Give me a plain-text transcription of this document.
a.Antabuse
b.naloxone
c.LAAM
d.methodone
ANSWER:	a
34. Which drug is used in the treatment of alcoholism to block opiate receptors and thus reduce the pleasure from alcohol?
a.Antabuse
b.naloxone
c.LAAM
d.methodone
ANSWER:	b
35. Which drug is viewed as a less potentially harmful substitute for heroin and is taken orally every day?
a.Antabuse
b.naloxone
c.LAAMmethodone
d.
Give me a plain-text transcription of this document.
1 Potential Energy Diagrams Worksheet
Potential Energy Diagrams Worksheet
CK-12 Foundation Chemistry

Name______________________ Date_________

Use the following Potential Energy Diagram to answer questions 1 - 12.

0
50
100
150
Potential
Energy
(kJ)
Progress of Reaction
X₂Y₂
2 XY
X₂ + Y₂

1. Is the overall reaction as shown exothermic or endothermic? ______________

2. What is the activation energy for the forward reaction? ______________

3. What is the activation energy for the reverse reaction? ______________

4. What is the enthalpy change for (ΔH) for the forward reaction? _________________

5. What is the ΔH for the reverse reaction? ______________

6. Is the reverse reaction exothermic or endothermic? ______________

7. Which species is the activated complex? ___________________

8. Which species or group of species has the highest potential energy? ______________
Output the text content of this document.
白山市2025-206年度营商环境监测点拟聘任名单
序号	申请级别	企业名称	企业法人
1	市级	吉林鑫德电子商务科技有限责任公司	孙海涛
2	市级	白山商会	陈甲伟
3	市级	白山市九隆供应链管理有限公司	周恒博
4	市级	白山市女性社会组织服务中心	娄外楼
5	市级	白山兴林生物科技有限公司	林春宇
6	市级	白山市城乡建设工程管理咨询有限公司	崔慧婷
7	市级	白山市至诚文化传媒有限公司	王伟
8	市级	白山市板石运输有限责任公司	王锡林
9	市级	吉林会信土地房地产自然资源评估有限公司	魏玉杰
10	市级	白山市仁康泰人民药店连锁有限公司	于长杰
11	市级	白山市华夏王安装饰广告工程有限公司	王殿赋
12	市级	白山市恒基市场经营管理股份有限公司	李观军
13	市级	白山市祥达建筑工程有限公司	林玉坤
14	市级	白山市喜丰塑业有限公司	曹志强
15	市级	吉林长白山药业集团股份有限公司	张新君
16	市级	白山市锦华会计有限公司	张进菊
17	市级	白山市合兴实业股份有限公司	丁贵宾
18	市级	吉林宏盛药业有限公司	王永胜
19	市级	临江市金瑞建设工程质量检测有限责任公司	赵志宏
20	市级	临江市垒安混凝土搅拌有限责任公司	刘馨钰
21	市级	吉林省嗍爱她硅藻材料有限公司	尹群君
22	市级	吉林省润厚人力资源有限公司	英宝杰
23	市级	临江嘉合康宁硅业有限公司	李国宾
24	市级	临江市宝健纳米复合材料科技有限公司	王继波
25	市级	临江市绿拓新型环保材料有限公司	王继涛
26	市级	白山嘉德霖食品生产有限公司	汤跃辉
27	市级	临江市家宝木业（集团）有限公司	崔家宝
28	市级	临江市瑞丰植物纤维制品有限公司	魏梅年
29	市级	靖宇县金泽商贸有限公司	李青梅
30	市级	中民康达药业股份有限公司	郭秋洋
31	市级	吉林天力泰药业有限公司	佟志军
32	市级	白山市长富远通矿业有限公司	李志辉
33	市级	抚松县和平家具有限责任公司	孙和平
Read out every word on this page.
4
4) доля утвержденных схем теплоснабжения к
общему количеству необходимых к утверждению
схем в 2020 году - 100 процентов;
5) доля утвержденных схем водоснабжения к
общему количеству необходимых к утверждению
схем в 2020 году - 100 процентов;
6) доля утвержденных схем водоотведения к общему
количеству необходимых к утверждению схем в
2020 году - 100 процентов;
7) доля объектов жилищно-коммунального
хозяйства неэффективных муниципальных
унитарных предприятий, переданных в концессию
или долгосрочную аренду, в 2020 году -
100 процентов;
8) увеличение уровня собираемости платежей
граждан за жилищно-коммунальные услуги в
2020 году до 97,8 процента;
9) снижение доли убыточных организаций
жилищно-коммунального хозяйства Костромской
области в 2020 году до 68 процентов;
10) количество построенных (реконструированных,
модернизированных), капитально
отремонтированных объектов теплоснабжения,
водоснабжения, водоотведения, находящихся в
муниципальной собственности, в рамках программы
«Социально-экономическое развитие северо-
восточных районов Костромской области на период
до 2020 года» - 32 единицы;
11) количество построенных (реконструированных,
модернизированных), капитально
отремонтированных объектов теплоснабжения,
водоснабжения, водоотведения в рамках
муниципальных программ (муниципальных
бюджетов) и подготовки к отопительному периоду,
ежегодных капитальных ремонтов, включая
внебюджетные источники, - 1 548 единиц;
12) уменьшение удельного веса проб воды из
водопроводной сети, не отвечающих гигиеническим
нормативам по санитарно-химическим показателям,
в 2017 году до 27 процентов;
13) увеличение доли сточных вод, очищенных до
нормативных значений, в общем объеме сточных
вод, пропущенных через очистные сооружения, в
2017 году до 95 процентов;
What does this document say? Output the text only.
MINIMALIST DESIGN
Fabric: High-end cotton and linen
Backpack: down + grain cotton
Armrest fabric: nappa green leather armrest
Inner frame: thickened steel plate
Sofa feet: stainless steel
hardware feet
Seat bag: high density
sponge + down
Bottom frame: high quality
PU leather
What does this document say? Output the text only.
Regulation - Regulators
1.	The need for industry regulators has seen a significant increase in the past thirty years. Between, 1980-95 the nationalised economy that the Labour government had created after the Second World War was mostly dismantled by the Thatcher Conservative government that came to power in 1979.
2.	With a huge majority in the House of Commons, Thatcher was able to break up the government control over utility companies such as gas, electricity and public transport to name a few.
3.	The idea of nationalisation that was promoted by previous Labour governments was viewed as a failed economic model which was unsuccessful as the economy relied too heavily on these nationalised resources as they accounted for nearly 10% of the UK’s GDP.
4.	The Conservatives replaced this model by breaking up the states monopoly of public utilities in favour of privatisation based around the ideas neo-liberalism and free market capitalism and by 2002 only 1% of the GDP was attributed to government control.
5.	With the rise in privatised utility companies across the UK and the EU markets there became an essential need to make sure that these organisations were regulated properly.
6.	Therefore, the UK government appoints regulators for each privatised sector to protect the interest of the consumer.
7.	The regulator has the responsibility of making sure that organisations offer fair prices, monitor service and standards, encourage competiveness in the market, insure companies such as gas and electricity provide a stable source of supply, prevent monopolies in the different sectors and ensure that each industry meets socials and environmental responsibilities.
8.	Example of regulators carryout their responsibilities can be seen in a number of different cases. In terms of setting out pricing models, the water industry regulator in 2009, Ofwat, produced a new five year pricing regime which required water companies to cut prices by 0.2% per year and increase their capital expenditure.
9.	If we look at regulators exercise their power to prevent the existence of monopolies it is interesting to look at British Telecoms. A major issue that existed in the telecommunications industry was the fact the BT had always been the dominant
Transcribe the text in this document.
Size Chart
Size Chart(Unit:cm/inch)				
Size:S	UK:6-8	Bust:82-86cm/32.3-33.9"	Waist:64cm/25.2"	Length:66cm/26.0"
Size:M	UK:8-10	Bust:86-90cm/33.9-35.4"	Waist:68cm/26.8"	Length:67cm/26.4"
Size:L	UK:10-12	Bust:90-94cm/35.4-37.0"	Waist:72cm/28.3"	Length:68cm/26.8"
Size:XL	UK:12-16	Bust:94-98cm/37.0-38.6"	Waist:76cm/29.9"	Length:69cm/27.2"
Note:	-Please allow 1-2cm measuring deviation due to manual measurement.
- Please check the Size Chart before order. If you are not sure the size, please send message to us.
* * * * * * * * *
▸ **THE REQUEST**: Return all of the data word for word.

▸ **ANSWER IN FULL**:
Give me a plain-text transcription of this document.
a.Antabuse
b.naloxone
c.LAAM
d.methodone
ANSWER:	a
34. Which drug is used in the treatment of alcoholism to block opiate receptors and thus reduce the pleasure from alcohol?
a.Antabuse
b.naloxone
c.LAAM
d.methodone
ANSWER:	b
35. Which drug is viewed as a less potentially harmful substitute for heroin and is taken orally every day?
a.Antabuse
b.naloxone
c.LAAMmethodone
d.
Give me a plain-text transcription of this document.
1 Potential Energy Diagrams Worksheet
Potential Energy Diagrams Worksheet
CK-12 Foundation Chemistry

Name______________________ Date_________

Use the following Potential Energy Diagram to answer questions 1 - 12.

0
50
100
150
Potential
Energy
(kJ)
Progress of Reaction
X₂Y₂
2 XY
X₂ + Y₂

1. Is the overall reaction as shown exothermic or endothermic? ______________

2. What is the activation energy for the forward reaction? ______________

3. What is the activation energy for the reverse reaction? ______________

4. What is the enthalpy change for (ΔH) for the forward reaction? _________________

5. What is the ΔH for the reverse reaction? ______________

6. Is the reverse reaction exothermic or endothermic? ______________

7. Which species is the activated complex? ___________________

8. Which species or group of species has the highest potential energy? ______________
Output the text content of this document.
白山市2025-206年度营商环境监测点拟聘任名单
序号	申请级别	企业名称	企业法人
1	市级	吉林鑫德电子商务科技有限责任公司	孙海涛
2	市级	白山商会	陈甲伟
3	市级	白山市九隆供应链管理有限公司	周恒博
4	市级	白山市女性社会组织服务中心	娄外楼
5	市级	白山兴林生物科技有限公司	林春宇
6	市级	白山市城乡建设工程管理咨询有限公司	崔慧婷
7	市级	白山市至诚文化传媒有限公司	王伟
8	市级	白山市板石运输有限责任公司	王锡林
9	市级	吉林会信土地房地产自然资源评估有限公司	魏玉杰
10	市级	白山市仁康泰人民药店连锁有限公司	于长杰
11	市级	白山市华夏王安装饰广告工程有限公司	王殿赋
12	市级	白山市恒基市场经营管理股份有限公司	李观军
13	市级	白山市祥达建筑工程有限公司	林玉坤
14	市级	白山市喜丰塑业有限公司	曹志强
15	市级	吉林长白山药业集团股份有限公司	张新君
16	市级	白山市锦华会计有限公司	张进菊
17	市级	白山市合兴实业股份有限公司	丁贵宾
18	市级	吉林宏盛药业有限公司	王永胜
19	市级	临江市金瑞建设工程质量检测有限责任公司	赵志宏
20	市级	临江市垒安混凝土搅拌有限责任公司	刘馨钰
21	市级	吉林省嗍爱她硅藻材料有限公司	尹群君
22	市级	吉林省润厚人力资源有限公司	英宝杰
23	市级	临江嘉合康宁硅业有限公司	李国宾
24	市级	临江市宝健纳米复合材料科技有限公司	王继波
25	市级	临江市绿拓新型环保材料有限公司	王继涛
26	市级	白山嘉德霖食品生产有限公司	汤跃辉
27	市级	临江市家宝木业（集团）有限公司	崔家宝
28	市级	临江市瑞丰植物纤维制品有限公司	魏梅年
29	市级	靖宇县金泽商贸有限公司	李青梅
30	市级	中民康达药业股份有限公司	郭秋洋
31	市级	吉林天力泰药业有限公司	佟志军
32	市级	白山市长富远通矿业有限公司	李志辉
33	市级	抚松县和平家具有限责任公司	孙和平
Read out every word on this page.
4
4) доля утвержденных схем теплоснабжения к
общему количеству необходимых к утверждению
схем в 2020 году - 100 процентов;
5) доля утвержденных схем водоснабжения к
общему количеству необходимых к утверждению
схем в 2020 году - 100 процентов;
6) доля утвержденных схем водоотведения к общему
количеству необходимых к утверждению схем в
2020 году - 100 процентов;
7) доля объектов жилищно-коммунального
хозяйства неэффективных муниципальных
унитарных предприятий, переданных в концессию
или долгосрочную аренду, в 2020 году -
100 процентов;
8) увеличение уровня собираемости платежей
граждан за жилищно-коммунальные услуги в
2020 году до 97,8 процента;
9) снижение доли убыточных организаций
жилищно-коммунального хозяйства Костромской
области в 2020 году до 68 процентов;
10) количество построенных (реконструированных,
модернизированных), капитально
отремонтированных объектов теплоснабжения,
водоснабжения, водоотведения, находящихся в
муниципальной собственности, в рамках программы
«Социально-экономическое развитие северо-
восточных районов Костромской области на период
до 2020 года» - 32 единицы;
11) количество построенных (реконструированных,
модернизированных), капитально
отремонтированных объектов теплоснабжения,
водоснабжения, водоотведения в рамках
муниципальных программ (муниципальных
бюджетов) и подготовки к отопительному периоду,
ежегодных капитальных ремонтов, включая
внебюджетные источники, - 1 548 единиц;
12) уменьшение удельного веса проб воды из
водопроводной сети, не отвечающих гигиеническим
нормативам по санитарно-химическим показателям,
в 2017 году до 27 процентов;
13) увеличение доли сточных вод, очищенных до
нормативных значений, в общем объеме сточных
вод, пропущенных через очистные сооружения, в
2017 году до 95 процентов;
What does this document say? Output the text only.
MINIMALIST DESIGN
Fabric: High-end cotton and linen
Backpack: down + grain cotton
Armrest fabric: nappa green leather armrest
Inner frame: thickened steel plate
Sofa feet: stainless steel
hardware feet
Seat bag: high density
sponge + down
Bottom frame: high quality
PU leather
What does this document say? Output the text only.
Regulation - Regulators
1.	The need for industry regulators has seen a significant increase in the past thirty years. Between, 1980-95 the nationalised economy that the Labour government had created after the Second World War was mostly dismantled by the Thatcher Conservative government that came to power in 1979.
2.	With a huge majority in the House of Commons, Thatcher was able to break up the government control over utility companies such as gas, electricity and public transport to name a few.
3.	The idea of nationalisation that was promoted by previous Labour governments was viewed as a failed economic model which was unsuccessful as the economy relied too heavily on these nationalised resources as they accounted for nearly 10% of the UK’s GDP.
4.	The Conservatives replaced this model by breaking up the states monopoly of public utilities in favour of privatisation based around the ideas neo-liberalism and free market capitalism and by 2002 only 1% of the GDP was attributed to government control.
5.	With the rise in privatised utility companies across the UK and the EU markets there became an essential need to make sure that these organisations were regulated properly.
6.	Therefore, the UK government appoints regulators for each privatised sector to protect the interest of the consumer.
7.	The regulator has the responsibility of making sure that organisations offer fair prices, monitor service and standards, encourage competiveness in the market, insure companies such as gas and electricity provide a stable source of supply, prevent monopolies in the different sectors and ensure that each industry meets socials and environmental responsibilities.
8.	Example of regulators carryout their responsibilities can be seen in a number of different cases. In terms of setting out pricing models, the water industry regulator in 2009, Ofwat, produced a new five year pricing regime which required water companies to cut prices by 0.2% per year and increase their capital expenditure.
9.	If we look at regulators exercise their power to prevent the existence of monopolies it is interesting to look at British Telecoms. A major issue that existed in the telecommunications industry was the fact the BT had always been the dominant
Transcribe the text in this document.
Size Chart
Size Chart(Unit:cm/inch)				
Size:S	UK:6-8	Bust:82-86cm/32.3-33.9"	Waist:64cm/25.2"	Length:66cm/26.0"
Size:M	UK:8-10	Bust:86-90cm/33.9-35.4"	Waist:68cm/26.8"	Length:67cm/26.4"
Size:L	UK:10-12	Bust:90-94cm/35.4-37.0"	Waist:72cm/28.3"	Length:68cm/26.8"
Size:XL	UK:12-16	Bust:94-98cm/37.0-38.6"	Waist:76cm/29.9"	Length:69cm/27.2"
Note:	-Please allow 1-2cm measuring deviation due to manual measurement.
- Please check the Size Chart before order. If you are not sure the size, please send message to us.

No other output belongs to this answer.